> GIVEN RECORDS:

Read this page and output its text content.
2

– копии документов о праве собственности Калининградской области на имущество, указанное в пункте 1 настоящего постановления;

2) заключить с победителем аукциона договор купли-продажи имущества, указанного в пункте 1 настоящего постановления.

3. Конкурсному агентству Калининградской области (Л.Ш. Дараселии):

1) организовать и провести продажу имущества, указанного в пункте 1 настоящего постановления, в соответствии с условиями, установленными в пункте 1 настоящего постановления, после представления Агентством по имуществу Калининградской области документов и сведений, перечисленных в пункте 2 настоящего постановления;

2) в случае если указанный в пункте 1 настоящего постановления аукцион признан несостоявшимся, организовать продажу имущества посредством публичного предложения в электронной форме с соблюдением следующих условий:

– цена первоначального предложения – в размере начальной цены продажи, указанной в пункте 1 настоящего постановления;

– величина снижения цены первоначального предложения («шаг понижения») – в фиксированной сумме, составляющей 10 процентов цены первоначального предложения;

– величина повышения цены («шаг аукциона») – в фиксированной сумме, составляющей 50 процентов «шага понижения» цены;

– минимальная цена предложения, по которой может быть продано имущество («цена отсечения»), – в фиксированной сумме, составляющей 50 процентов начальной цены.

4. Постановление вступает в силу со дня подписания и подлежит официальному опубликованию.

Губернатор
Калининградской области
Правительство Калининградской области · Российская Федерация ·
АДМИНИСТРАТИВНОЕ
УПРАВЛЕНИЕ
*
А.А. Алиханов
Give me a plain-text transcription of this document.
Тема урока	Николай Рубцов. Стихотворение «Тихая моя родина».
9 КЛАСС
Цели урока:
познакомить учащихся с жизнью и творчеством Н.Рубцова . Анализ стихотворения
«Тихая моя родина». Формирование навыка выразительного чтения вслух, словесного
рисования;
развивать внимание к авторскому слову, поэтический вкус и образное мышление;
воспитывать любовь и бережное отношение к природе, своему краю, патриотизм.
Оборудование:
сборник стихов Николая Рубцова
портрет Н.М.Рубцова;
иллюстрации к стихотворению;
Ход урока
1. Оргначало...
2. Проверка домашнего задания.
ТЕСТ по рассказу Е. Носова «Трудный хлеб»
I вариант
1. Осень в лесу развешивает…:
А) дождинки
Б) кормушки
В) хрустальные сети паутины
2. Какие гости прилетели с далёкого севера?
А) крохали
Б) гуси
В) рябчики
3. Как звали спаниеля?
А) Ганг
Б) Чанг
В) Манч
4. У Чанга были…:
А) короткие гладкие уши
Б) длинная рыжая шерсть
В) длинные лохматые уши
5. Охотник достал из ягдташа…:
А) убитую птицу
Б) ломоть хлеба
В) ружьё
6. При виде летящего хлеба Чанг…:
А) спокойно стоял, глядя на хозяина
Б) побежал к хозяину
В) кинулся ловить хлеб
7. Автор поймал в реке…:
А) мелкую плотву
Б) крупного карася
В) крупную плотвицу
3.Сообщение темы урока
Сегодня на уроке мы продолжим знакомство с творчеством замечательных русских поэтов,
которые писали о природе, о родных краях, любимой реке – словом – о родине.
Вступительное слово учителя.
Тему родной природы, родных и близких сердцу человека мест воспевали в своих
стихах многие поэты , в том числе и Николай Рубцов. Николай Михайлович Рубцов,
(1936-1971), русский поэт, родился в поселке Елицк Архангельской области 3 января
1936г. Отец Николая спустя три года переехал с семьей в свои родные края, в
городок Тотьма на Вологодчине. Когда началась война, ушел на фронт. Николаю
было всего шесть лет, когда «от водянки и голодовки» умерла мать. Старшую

> PROBLEM DETAILS:
Return only the number of lines in the preceding records that contain the string "Николай".

> ANSWER TO THE EXERCISE:
2